▼▼▼

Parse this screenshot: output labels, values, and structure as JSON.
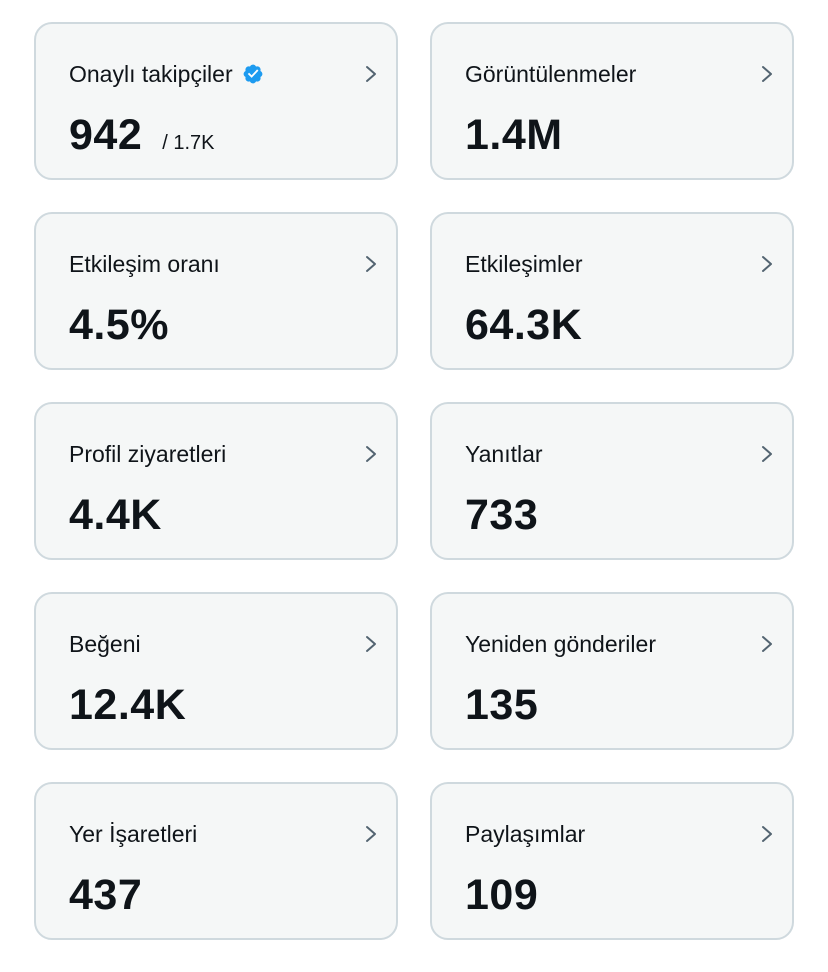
{
  "colors": {
    "card_background": "#f5f7f7",
    "card_border": "#cfd9de",
    "text": "#0f1419",
    "chevron": "#536471",
    "verified_badge": "#1d9bf0"
  },
  "icons": {
    "verified": "verified-badge-icon",
    "chevron": "chevron-right-icon"
  },
  "metrics": [
    {
      "label": "Onaylı takipçiler",
      "value": "942",
      "sub": "/ 1.7K",
      "verified": true
    },
    {
      "label": "Görüntülenmeler",
      "value": "1.4M"
    },
    {
      "label": "Etkileşim oranı",
      "value": "4.5%"
    },
    {
      "label": "Etkileşimler",
      "value": "64.3K"
    },
    {
      "label": "Profil ziyaretleri",
      "value": "4.4K"
    },
    {
      "label": "Yanıtlar",
      "value": "733"
    },
    {
      "label": "Beğeni",
      "value": "12.4K"
    },
    {
      "label": "Yeniden gönderiler",
      "value": "135"
    },
    {
      "label": "Yer İşaretleri",
      "value": "437"
    },
    {
      "label": "Paylaşımlar",
      "value": "109"
    }
  ]
}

▲▲▲

▶ **Exercise**
Images in the data above are to be skipped. Retype all other material exactly.

▶ **Task answer**
Parse this screenshot: output labels, values, and structure as JSON.
{
  "colors": {
    "card_background": "#f5f7f7",
    "card_border": "#cfd9de",
    "text": "#0f1419",
    "chevron": "#536471",
    "verified_badge": "#1d9bf0"
  },
  "icons": {
    "verified": "verified-badge-icon",
    "chevron": "chevron-right-icon"
  },
  "metrics": [
    {
      "label": "Onaylı takipçiler",
      "value": "942",
      "sub": "/ 1.7K",
      "verified": true
    },
    {
      "label": "Görüntülenmeler",
      "value": "1.4M"
    },
    {
      "label": "Etkileşim oranı",
      "value": "4.5%"
    },
    {
      "label": "Etkileşimler",
      "value": "64.3K"
    },
    {
      "label": "Profil ziyaretleri",
      "value": "4.4K"
    },
    {
      "label": "Yanıtlar",
      "value": "733"
    },
    {
      "label": "Beğeni",
      "value": "12.4K"
    },
    {
      "label": "Yeniden gönderiler",
      "value": "135"
    },
    {
      "label": "Yer İşaretleri",
      "value": "437"
    },
    {
      "label": "Paylaşımlar",
      "value": "109"
    }
  ]
}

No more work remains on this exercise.